## What this exercise asks
**A.** In the sentiment notebook text, how many entries in the Sentiment column are labeled Positive?
**B.** Reproduce the part of the listing that opens with its first line and closes with the line containing "twitter-icon [313,634,347,668]", including both of those lines.

## Text shown
# Loading Libraries

In [1]:
%matplotlib inline
import pandas as pd
import numpy as np
from matplotlib import pyplot as plt
from matplotlib.pyplot import figure
import seaborn as sn
from azureml.core import Workspace, Dataset

In [2]:
# import dataset

df = pd.read_csv('Dataset/amazonLabelled - amazonLabelled.csv')

In [3]:
df.head()

Unnamed: 0,S,Feedback,Sentiment
0,1,"Good case, Excellent value.",Positive
1,2,Great for the jawbone.,Positive
2,3,Tied to charger for conversations lasting more...,Negative
3,4,The mic is great.,Positive
4,5,I have to jiggle the plug to get it to line up...,Negative


In [4]:
df.shape

(999, 3)

In [5]:
df.isnull().values.any()

False

In [6]:
df["Sentiment"].value_counts()

Positive    500
Negative    499
Name: Sentiment, dtype: int64

In [7]:
from sklearn.preprocessing import LabelEncoder

In [8]:
lb=LabelEncoder()

In [9]:
lb.fit(df["Sentiment"])

LabelEncoder()

In [10]:
df["Sentiment"]=lb.transform(df["Sentiment"])

In [11]:
df.head()

## Extracted material

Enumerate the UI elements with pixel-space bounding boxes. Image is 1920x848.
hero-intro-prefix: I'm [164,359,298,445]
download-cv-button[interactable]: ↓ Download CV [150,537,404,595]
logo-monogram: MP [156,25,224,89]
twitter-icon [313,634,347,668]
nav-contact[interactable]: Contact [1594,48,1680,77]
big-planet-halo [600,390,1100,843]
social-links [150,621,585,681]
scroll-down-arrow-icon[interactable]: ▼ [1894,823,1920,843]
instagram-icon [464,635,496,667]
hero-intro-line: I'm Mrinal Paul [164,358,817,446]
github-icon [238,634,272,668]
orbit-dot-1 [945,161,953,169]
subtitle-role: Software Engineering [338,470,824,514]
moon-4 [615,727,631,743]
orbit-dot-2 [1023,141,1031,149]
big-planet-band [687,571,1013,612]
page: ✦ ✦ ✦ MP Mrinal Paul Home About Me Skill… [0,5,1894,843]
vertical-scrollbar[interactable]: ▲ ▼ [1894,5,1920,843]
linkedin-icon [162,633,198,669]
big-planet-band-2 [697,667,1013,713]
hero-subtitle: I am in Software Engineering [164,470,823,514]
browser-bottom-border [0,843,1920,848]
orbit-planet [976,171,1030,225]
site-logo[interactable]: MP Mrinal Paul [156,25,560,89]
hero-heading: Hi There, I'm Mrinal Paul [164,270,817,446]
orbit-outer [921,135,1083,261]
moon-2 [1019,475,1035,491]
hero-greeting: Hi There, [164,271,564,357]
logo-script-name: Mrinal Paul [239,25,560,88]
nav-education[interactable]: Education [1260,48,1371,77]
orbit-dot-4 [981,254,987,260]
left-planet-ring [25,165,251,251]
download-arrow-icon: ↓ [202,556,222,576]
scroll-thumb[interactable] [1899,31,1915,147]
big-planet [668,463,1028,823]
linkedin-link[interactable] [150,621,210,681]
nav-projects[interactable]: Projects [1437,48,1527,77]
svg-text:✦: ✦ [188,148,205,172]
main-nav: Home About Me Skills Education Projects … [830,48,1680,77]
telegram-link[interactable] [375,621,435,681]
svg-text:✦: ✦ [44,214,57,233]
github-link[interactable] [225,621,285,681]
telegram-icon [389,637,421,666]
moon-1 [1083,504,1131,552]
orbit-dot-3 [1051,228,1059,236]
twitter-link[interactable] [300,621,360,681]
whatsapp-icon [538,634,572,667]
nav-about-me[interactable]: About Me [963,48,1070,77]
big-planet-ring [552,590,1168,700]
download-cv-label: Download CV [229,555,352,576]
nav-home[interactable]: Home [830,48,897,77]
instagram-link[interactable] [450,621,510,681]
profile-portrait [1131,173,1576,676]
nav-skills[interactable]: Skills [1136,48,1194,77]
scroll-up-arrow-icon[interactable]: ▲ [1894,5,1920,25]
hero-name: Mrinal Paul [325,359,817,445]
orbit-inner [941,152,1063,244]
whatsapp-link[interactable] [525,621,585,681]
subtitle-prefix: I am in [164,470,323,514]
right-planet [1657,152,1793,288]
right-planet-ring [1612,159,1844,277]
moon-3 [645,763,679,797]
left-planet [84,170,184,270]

## Responses for each task
**A.** 500

**B.**
Enumerate the UI elements with pixel-space bounding boxes. Image is 1920x848.
hero-intro-prefix: I'm [164,359,298,445]
download-cv-button[interactable]: ↓ Download CV [150,537,404,595]
logo-monogram: MP [156,25,224,89]
twitter-icon [313,634,347,668]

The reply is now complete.